## PROBLEM DETAILS:
Lines containing the word "epsilon" should be extracted in full.

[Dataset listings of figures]
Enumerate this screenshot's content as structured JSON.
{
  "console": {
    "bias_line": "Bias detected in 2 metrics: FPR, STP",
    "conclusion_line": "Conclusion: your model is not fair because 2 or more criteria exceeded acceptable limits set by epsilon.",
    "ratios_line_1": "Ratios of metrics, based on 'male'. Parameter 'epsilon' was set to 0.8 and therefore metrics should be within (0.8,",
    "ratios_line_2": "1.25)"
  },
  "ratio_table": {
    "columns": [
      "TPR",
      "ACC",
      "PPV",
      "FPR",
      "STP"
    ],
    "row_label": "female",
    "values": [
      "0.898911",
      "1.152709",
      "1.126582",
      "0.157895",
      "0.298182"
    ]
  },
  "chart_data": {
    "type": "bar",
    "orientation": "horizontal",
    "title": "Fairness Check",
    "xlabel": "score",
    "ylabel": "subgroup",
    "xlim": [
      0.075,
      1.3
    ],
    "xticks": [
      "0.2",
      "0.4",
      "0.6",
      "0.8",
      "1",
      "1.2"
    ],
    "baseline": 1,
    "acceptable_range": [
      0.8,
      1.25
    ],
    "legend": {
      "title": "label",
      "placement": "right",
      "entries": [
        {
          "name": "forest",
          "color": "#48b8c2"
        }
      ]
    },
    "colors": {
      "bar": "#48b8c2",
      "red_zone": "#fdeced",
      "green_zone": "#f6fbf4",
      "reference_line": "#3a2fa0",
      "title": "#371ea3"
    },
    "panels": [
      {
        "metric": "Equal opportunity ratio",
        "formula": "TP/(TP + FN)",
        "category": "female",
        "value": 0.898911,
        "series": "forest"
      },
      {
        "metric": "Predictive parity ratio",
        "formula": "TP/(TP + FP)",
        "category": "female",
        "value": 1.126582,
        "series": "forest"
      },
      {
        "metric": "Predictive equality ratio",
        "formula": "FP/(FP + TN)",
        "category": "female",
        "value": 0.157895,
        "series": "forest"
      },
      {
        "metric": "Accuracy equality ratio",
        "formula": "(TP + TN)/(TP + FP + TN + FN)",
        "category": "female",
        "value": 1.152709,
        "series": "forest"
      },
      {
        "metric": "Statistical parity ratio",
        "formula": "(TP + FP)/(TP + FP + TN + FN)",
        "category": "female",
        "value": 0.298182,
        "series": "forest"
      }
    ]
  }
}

## THE COMPLETED TASK:
    "conclusion_line": "Conclusion: your model is not fair because 2 or more criteria exceeded acceptable limits set by epsilon.",
    "ratios_line_1": "Ratios of metrics, based on 'male'. Parameter 'epsilon' was set to 0.8 and therefore metrics should be within (0.8,",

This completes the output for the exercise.